**Job:** Write the listing out again, all of it, word for word.
- - -
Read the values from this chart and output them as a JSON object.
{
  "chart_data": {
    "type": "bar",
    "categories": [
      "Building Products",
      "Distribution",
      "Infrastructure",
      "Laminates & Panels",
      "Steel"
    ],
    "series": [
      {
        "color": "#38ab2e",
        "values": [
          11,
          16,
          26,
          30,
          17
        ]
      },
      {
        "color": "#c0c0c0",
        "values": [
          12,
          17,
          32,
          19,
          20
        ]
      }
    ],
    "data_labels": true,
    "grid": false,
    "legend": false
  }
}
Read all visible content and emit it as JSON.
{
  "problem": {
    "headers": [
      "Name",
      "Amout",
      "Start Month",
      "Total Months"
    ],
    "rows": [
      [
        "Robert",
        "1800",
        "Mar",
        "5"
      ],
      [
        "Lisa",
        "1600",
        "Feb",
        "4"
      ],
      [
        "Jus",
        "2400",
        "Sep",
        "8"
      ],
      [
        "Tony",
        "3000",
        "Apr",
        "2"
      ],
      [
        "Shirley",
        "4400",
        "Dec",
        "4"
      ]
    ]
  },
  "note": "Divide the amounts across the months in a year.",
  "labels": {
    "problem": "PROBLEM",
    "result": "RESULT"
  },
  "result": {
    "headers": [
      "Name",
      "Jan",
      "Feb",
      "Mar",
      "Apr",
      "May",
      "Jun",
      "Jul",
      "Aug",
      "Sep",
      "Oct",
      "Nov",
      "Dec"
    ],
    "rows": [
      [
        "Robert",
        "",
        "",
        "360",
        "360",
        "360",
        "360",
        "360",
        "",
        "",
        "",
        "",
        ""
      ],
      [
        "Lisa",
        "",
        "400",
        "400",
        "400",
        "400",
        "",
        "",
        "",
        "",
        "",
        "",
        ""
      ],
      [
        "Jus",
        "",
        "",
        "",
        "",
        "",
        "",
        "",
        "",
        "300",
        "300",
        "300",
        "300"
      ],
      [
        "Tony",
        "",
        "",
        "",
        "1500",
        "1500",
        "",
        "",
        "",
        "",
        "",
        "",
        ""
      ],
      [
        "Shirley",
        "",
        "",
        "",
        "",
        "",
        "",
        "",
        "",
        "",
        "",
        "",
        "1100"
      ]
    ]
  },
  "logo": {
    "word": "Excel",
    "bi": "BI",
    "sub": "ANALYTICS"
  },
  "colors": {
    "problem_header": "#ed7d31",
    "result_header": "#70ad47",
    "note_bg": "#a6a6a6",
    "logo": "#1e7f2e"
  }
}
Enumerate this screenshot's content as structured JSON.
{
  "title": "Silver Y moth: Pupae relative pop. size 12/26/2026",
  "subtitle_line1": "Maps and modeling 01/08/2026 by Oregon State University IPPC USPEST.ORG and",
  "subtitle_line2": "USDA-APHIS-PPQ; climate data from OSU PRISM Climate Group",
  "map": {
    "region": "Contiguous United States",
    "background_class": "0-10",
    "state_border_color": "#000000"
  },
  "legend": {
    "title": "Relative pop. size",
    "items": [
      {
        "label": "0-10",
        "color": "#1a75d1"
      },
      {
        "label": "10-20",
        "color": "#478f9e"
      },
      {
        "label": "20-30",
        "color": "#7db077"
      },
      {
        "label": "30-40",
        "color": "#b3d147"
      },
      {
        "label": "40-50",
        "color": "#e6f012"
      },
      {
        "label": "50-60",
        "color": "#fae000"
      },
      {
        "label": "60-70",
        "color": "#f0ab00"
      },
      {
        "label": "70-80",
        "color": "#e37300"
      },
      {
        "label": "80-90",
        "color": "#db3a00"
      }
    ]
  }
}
- - -
**Response below:**
Read the values from this chart and output them as a JSON object.
{
  "chart_data": {
    "type": "bar",
    "categories": [
      "Building Products",
      "Distribution",
      "Infrastructure",
      "Laminates & Panels",
      "Steel"
    ],
    "series": [
      {
        "color": "#38ab2e",
        "values": [
          11,
          16,
          26,
          30,
          17
        ]
      },
      {
        "color": "#c0c0c0",
        "values": [
          12,
          17,
          32,
          19,
          20
        ]
      }
    ],
    "data_labels": true,
    "grid": false,
    "legend": false
  }
}
Read all visible content and emit it as JSON.
{
  "problem": {
    "headers": [
      "Name",
      "Amout",
      "Start Month",
      "Total Months"
    ],
    "rows": [
      [
        "Robert",
        "1800",
        "Mar",
        "5"
      ],
      [
        "Lisa",
        "1600",
        "Feb",
        "4"
      ],
      [
        "Jus",
        "2400",
        "Sep",
        "8"
      ],
      [
        "Tony",
        "3000",
        "Apr",
        "2"
      ],
      [
        "Shirley",
        "4400",
        "Dec",
        "4"
      ]
    ]
  },
  "note": "Divide the amounts across the months in a year.",
  "labels": {
    "problem": "PROBLEM",
    "result": "RESULT"
  },
  "result": {
    "headers": [
      "Name",
      "Jan",
      "Feb",
      "Mar",
      "Apr",
      "May",
      "Jun",
      "Jul",
      "Aug",
      "Sep",
      "Oct",
      "Nov",
      "Dec"
    ],
    "rows": [
      [
        "Robert",
        "",
        "",
        "360",
        "360",
        "360",
        "360",
        "360",
        "",
        "",
        "",
        "",
        ""
      ],
      [
        "Lisa",
        "",
        "400",
        "400",
        "400",
        "400",
        "",
        "",
        "",
        "",
        "",
        "",
        ""
      ],
      [
        "Jus",
        "",
        "",
        "",
        "",
        "",
        "",
        "",
        "",
        "300",
        "300",
        "300",
        "300"
      ],
      [
        "Tony",
        "",
        "",
        "",
        "1500",
        "1500",
        "",
        "",
        "",
        "",
        "",
        "",
        ""
      ],
      [
        "Shirley",
        "",
        "",
        "",
        "",
        "",
        "",
        "",
        "",
        "",
        "",
        "",
        "1100"
      ]
    ]
  },
  "logo": {
    "word": "Excel",
    "bi": "BI",
    "sub": "ANALYTICS"
  },
  "colors": {
    "problem_header": "#ed7d31",
    "result_header": "#70ad47",
    "note_bg": "#a6a6a6",
    "logo": "#1e7f2e"
  }
}
Enumerate this screenshot's content as structured JSON.
{
  "title": "Silver Y moth: Pupae relative pop. size 12/26/2026",
  "subtitle_line1": "Maps and modeling 01/08/2026 by Oregon State University IPPC USPEST.ORG and",
  "subtitle_line2": "USDA-APHIS-PPQ; climate data from OSU PRISM Climate Group",
  "map": {
    "region": "Contiguous United States",
    "background_class": "0-10",
    "state_border_color": "#000000"
  },
  "legend": {
    "title": "Relative pop. size",
    "items": [
      {
        "label": "0-10",
        "color": "#1a75d1"
      },
      {
        "label": "10-20",
        "color": "#478f9e"
      },
      {
        "label": "20-30",
        "color": "#7db077"
      },
      {
        "label": "30-40",
        "color": "#b3d147"
      },
      {
        "label": "40-50",
        "color": "#e6f012"
      },
      {
        "label": "50-60",
        "color": "#fae000"
      },
      {
        "label": "60-70",
        "color": "#f0ab00"
      },
      {
        "label": "70-80",
        "color": "#e37300"
      },
      {
        "label": "80-90",
        "color": "#db3a00"
      }
    ]
  }
}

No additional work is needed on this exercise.